How much do get my bass a "tune-up"?

Discussion in 'Basses [BG]' started by Wolfman200, Feb 13, 2005.

  1. Hi
    I'm pretty new to bass playing and also to this website.
    I'm playing a abss that my Dad has just had around for a while. It's an Ibanez that is a copy of a Fender P-Bass.

    Anyway, the action on it is horrible, but I think it would be just fine if the bridge and truss rod could be adjusted. However, I'm told that adjusting the truss rod could break the neck if you don't know what you're doing(which I don't). So, I was wondering what a guitar store might charge for fixing it up.

    Another question, I have been reading about the Essex basses on this forum, and there is a lot of positive repsonse. I am thinking about buying a 5-string Essex if the cost of the tune-up is pretty close.(probably this one:
    Do you think that I should choose to buy this bass over getting the one I already own adjusted? I play mainly classic rock type stuff, but I would probably like to play some semi-jazzy stuff in the future. My current band is small, so I can defenitely be heard, and the versatility of sound with the j-pickups on the Essex might be worth the money for me.

### BRIEF A
Reproduce the forum post about getting a bass a tune-up word for word, from start to finish.

### THE DATA
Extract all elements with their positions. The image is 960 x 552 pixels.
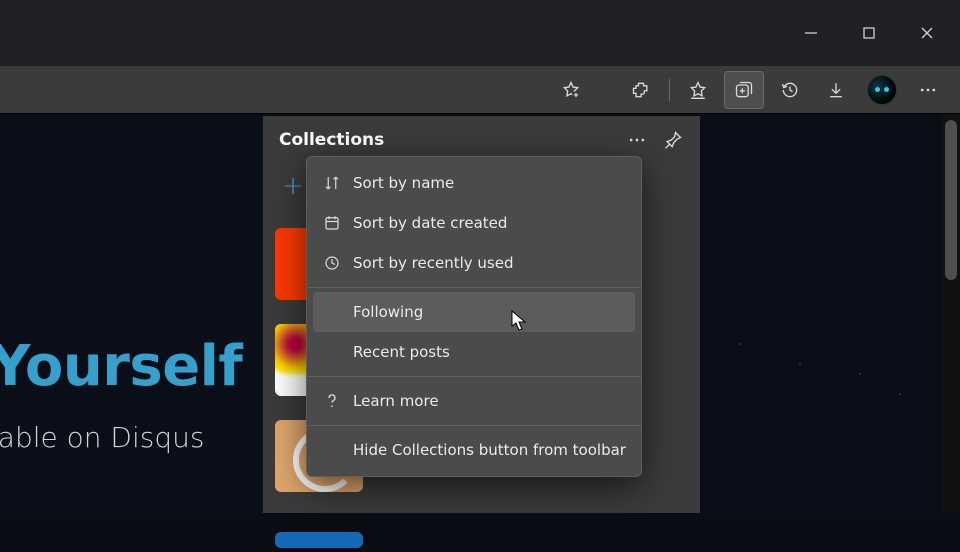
context-menu-item[interactable]: Sort by name [307, 163, 641, 203]
context-menu-item[interactable]: Sort by date created [307, 203, 641, 243]
pin-icon [663, 130, 683, 150]
context-menu-item-label: Learn more [353, 392, 439, 410]
minimize-icon [804, 26, 818, 40]
minimize-button[interactable] [782, 10, 840, 56]
hero: Yourself lable on Disqus [0, 334, 242, 454]
context-menu-item[interactable]: Learn more [307, 381, 641, 421]
context-menu: Sort by name Sort by date created Sort by … [306, 156, 642, 477]
add-favorite-button[interactable] [551, 71, 591, 109]
history-icon [780, 80, 800, 100]
context-menu-divider [307, 376, 641, 377]
scrollbar-thumb[interactable] [945, 120, 957, 280]
context-menu-divider [307, 287, 641, 288]
favorites-button[interactable] [678, 71, 718, 109]
hero-subtitle: lable on Disqus [0, 421, 242, 454]
close-button[interactable] [898, 10, 956, 56]
title-bar [0, 0, 960, 66]
help-icon [323, 392, 353, 410]
context-menu-divider [307, 425, 641, 426]
context-menu-item[interactable]: Sort by recently used [307, 243, 641, 283]
collections-more-button[interactable] [626, 129, 648, 151]
context-menu-item-label: Following [353, 303, 423, 321]
avatar-icon [867, 75, 897, 105]
context-menu-item-label: Recent posts [353, 343, 450, 361]
context-menu-item-label: Sort by recently used [353, 254, 514, 272]
context-menu-item[interactable]: Recent posts [307, 332, 641, 372]
extensions-button[interactable] [621, 71, 661, 109]
collections-title: Collections [279, 130, 384, 150]
more-icon [627, 130, 647, 150]
more-button[interactable] [908, 71, 948, 109]
maximize-icon [862, 26, 876, 40]
history-button[interactable] [770, 71, 810, 109]
context-menu-item-label: Hide Collections button from toolbar [353, 441, 626, 459]
profile-button[interactable] [862, 71, 902, 109]
browser-window: Yourself lable on Disqus Collections + [0, 0, 960, 513]
extensions-icon [631, 80, 651, 100]
maximize-button[interactable] [840, 10, 898, 56]
toolbar [0, 66, 960, 114]
separator [669, 79, 670, 101]
downloads-button[interactable] [816, 71, 856, 109]
close-icon [920, 26, 934, 40]
star-add-icon [561, 80, 581, 100]
pin-button[interactable] [662, 129, 684, 151]
downloads-icon [826, 80, 846, 100]
hero-title: Yourself [0, 334, 242, 399]
context-menu-item-label: Sort by name [353, 174, 454, 192]
more-icon [918, 80, 938, 100]
context-menu-item-label: Sort by date created [353, 214, 507, 232]
collections-icon [734, 80, 754, 100]
favorites-bar-icon [688, 80, 708, 100]
sort-alpha-icon [323, 174, 353, 192]
collections-button[interactable] [724, 71, 764, 109]
context-menu-item[interactable]: Following [313, 292, 635, 332]
calendar-icon [323, 214, 353, 232]
clock-icon [323, 254, 353, 272]
page-scrollbar[interactable] [942, 114, 960, 513]
context-menu-item[interactable]: Hide Collections button from toolbar [307, 430, 641, 470]
collection-tile[interactable] [275, 532, 363, 548]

### BRIEF B
In the listing, change "Learn more" to "Read more" across the stretch from the line containing "context-menu-item[interactable]: Sort by name" through the line containing "context-menu-item-label: Sort by recently", leaving everything else as it is. Return only those lines.

### TASK SOLUTION A
How much do get my bass a "tune-up"?

Discussion in 'Basses [BG]' started by Wolfman200, Feb 13, 2005.

  1. Hi
    I'm pretty new to bass playing and also to this website.
    I'm playing a abss that my Dad has just had around for a while. It's an Ibanez that is a copy of a Fender P-Bass.

    Anyway, the action on it is horrible, but I think it would be just fine if the bridge and truss rod could be adjusted. However, I'm told that adjusting the truss rod could break the neck if you don't know what you're doing(which I don't). So, I was wondering what a guitar store might charge for fixing it up.

    Another question, I have been reading about the Essex basses on this forum, and there is a lot of positive repsonse. I am thinking about buying a 5-string Essex if the cost of the tune-up is pretty close.(probably this one:
    Do you think that I should choose to buy this bass over getting the one I already own adjusted? I play mainly classic rock type stuff, but I would probably like to play some semi-jazzy stuff in the future. My current band is small, so I can defenitely be heard, and the versatility of sound with the j-pickups on the Essex might be worth the money for me.

### TASK SOLUTION B
context-menu-item[interactable]: Sort by name [307, 163, 641, 203]
context-menu-item[interactable]: Sort by date created [307, 203, 641, 243]
pin-icon [663, 130, 683, 150]
context-menu-item-label: Read more [353, 392, 439, 410]
minimize-icon [804, 26, 818, 40]
minimize-button[interactable] [782, 10, 840, 56]
hero: Yourself lable on Disqus [0, 334, 242, 454]
context-menu-item[interactable]: Read more [307, 381, 641, 421]
context-menu: Sort by name Sort by date created Sort by … [306, 156, 642, 477]
add-favorite-button[interactable] [551, 71, 591, 109]
history-icon [780, 80, 800, 100]
context-menu-divider [307, 376, 641, 377]
scrollbar-thumb[interactable] [945, 120, 957, 280]
context-menu-divider [307, 287, 641, 288]
favorites-button[interactable] [678, 71, 718, 109]
hero-subtitle: lable on Disqus [0, 421, 242, 454]
close-button[interactable] [898, 10, 956, 56]
title-bar [0, 0, 960, 66]
help-icon [323, 392, 353, 410]
context-menu-divider [307, 425, 641, 426]
context-menu-item[interactable]: Sort by recently used [307, 243, 641, 283]
collections-more-button[interactable] [626, 129, 648, 151]
context-menu-item-label: Following [353, 303, 423, 321]
avatar-icon [867, 75, 897, 105]
context-menu-item-label: Recent posts [353, 343, 450, 361]
context-menu-item-label: Sort by recently used [353, 254, 514, 272]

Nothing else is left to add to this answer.